* _Set problem A_: Retype the stretch of the linguistics passage from "To this one" through "is associated with.".

-- Provided passage start --

In human linguistics the topic, the question, or the agreement would exist first in the state properties of each individual, that is, remembered in their conditional properties, and therefore available to affect what each may say or do next by helping to control which procedures are executed. The topic, question, or agreement need not be identically represented in the properties of the different individuals. In human linguistics the topic, the question, or the agreement can also be analyzed at the group or linkage level. It takes at least two people to agree, to disagree, or to negotiate, and the linkage can have properties of agreement or disagreement in the group, or of a continuing state of negotiation. Thus in human linguistics the context of situation is embedded in the properties of the individuals and linkages rather than being a free-floating abstraction.2
PRAGMATIC PHENOMENA
Pragmatic phenomena have excited considerable interest in recent years. It is observed that by means of speech signals people can make promises, seal bargains, make bets, and christen ships. They can do such things as warning, commanding, asking, requesting. They can carry out many other everyday activities simply by means of speech or other communicative behavior.
To this one should add phenomena of cooperation. It can be observed that the exchange of communicative signals such as speech serves to coordinate social activities of all sorts, from the family to friendships to activities in the workplace to shopping to participation in all the public and private entities that a person is associated with.

-- Provided passage end --
-- Material for this exercise start --

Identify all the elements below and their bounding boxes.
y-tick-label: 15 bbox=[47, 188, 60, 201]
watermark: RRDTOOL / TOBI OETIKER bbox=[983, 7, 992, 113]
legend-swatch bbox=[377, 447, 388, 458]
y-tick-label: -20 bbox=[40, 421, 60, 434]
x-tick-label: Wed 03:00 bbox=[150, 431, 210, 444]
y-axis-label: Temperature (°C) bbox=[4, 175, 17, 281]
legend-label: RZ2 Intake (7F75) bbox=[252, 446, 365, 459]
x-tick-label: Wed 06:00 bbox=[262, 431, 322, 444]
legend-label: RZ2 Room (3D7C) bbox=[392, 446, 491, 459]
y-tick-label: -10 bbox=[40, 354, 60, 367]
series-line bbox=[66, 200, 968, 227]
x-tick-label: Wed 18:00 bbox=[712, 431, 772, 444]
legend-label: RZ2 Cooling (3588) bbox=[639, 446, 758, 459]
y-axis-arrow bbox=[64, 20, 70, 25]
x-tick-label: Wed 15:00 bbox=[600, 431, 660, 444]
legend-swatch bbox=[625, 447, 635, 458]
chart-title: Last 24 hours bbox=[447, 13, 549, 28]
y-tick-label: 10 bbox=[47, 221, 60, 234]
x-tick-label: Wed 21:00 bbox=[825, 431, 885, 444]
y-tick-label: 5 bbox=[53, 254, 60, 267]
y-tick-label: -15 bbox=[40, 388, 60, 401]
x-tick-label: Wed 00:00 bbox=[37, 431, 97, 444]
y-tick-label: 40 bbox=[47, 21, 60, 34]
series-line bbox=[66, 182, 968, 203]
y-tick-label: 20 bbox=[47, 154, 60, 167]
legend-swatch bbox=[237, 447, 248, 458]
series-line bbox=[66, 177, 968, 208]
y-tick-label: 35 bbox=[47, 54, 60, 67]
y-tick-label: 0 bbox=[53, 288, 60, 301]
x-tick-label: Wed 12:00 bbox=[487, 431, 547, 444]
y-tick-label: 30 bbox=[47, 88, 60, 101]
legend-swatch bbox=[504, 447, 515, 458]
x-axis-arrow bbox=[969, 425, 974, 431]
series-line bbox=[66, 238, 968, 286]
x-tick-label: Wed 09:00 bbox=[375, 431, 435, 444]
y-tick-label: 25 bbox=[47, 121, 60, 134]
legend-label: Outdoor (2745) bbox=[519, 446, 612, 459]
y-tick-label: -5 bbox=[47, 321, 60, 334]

-- Material for this exercise end --

* _Set problem B_: Pull out every line of the entries that contains the string "axis".

* _Correct answer A_:
To this one should add phenomena of cooperation. It can be observed that the exchange of communicative signals such as speech serves to coordinate social activities of all sorts, from the family to friendships to activities in the workplace to shopping to participation in all the public and private entities that a person is associated with.

* _Correct answer B_:
y-axis-label: Temperature (°C) bbox=[4, 175, 17, 281]
y-axis-arrow bbox=[64, 20, 70, 25]
x-axis-arrow bbox=[969, 425, 974, 431]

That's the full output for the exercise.